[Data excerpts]
···

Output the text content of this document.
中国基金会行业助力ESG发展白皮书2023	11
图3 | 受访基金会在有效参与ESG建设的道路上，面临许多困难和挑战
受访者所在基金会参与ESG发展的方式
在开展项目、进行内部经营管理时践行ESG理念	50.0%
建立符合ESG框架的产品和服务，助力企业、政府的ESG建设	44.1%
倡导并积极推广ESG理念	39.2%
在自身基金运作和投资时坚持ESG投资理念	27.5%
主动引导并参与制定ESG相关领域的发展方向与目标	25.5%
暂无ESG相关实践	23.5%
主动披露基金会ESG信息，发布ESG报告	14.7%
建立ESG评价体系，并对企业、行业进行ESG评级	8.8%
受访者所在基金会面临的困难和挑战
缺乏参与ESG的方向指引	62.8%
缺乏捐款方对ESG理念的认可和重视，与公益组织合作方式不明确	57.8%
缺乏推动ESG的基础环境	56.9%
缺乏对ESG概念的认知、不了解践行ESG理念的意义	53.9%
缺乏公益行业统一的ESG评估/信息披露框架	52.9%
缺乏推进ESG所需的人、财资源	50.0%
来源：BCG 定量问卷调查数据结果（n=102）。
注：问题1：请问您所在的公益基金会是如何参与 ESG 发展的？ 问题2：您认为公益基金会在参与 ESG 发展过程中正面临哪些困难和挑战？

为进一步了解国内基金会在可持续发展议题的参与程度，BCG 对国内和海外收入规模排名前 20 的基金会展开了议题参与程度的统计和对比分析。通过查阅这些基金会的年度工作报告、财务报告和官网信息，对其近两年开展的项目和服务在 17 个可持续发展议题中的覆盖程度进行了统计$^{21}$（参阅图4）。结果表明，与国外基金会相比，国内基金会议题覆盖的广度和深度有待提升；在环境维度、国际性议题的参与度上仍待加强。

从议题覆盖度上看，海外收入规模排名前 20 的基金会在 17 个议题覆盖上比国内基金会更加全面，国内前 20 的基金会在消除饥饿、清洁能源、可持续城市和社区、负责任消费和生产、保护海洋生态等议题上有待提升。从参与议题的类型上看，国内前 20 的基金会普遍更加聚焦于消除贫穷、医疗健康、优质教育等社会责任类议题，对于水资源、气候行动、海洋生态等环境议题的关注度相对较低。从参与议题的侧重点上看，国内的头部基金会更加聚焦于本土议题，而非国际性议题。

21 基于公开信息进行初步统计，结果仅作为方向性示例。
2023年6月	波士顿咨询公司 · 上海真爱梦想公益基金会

···

### SET EXERCISE
Repeat the lines above exactly.

### EXERCISE SOLUTION
Output the text content of this document.
中国基金会行业助力ESG发展白皮书2023	11
图3 | 受访基金会在有效参与ESG建设的道路上，面临许多困难和挑战
受访者所在基金会参与ESG发展的方式
在开展项目、进行内部经营管理时践行ESG理念	50.0%
建立符合ESG框架的产品和服务，助力企业、政府的ESG建设	44.1%
倡导并积极推广ESG理念	39.2%
在自身基金运作和投资时坚持ESG投资理念	27.5%
主动引导并参与制定ESG相关领域的发展方向与目标	25.5%
暂无ESG相关实践	23.5%
主动披露基金会ESG信息，发布ESG报告	14.7%
建立ESG评价体系，并对企业、行业进行ESG评级	8.8%
受访者所在基金会面临的困难和挑战
缺乏参与ESG的方向指引	62.8%
缺乏捐款方对ESG理念的认可和重视，与公益组织合作方式不明确	57.8%
缺乏推动ESG的基础环境	56.9%
缺乏对ESG概念的认知、不了解践行ESG理念的意义	53.9%
缺乏公益行业统一的ESG评估/信息披露框架	52.9%
缺乏推进ESG所需的人、财资源	50.0%
来源：BCG 定量问卷调查数据结果（n=102）。
注：问题1：请问您所在的公益基金会是如何参与 ESG 发展的？ 问题2：您认为公益基金会在参与 ESG 发展过程中正面临哪些困难和挑战？

为进一步了解国内基金会在可持续发展议题的参与程度，BCG 对国内和海外收入规模排名前 20 的基金会展开了议题参与程度的统计和对比分析。通过查阅这些基金会的年度工作报告、财务报告和官网信息，对其近两年开展的项目和服务在 17 个可持续发展议题中的覆盖程度进行了统计$^{21}$（参阅图4）。结果表明，与国外基金会相比，国内基金会议题覆盖的广度和深度有待提升；在环境维度、国际性议题的参与度上仍待加强。

从议题覆盖度上看，海外收入规模排名前 20 的基金会在 17 个议题覆盖上比国内基金会更加全面，国内前 20 的基金会在消除饥饿、清洁能源、可持续城市和社区、负责任消费和生产、保护海洋生态等议题上有待提升。从参与议题的类型上看，国内前 20 的基金会普遍更加聚焦于消除贫穷、医疗健康、优质教育等社会责任类议题，对于水资源、气候行动、海洋生态等环境议题的关注度相对较低。从参与议题的侧重点上看，国内的头部基金会更加聚焦于本土议题，而非国际性议题。

21 基于公开信息进行初步统计，结果仅作为方向性示例。
2023年6月	波士顿咨询公司 · 上海真爱梦想公益基金会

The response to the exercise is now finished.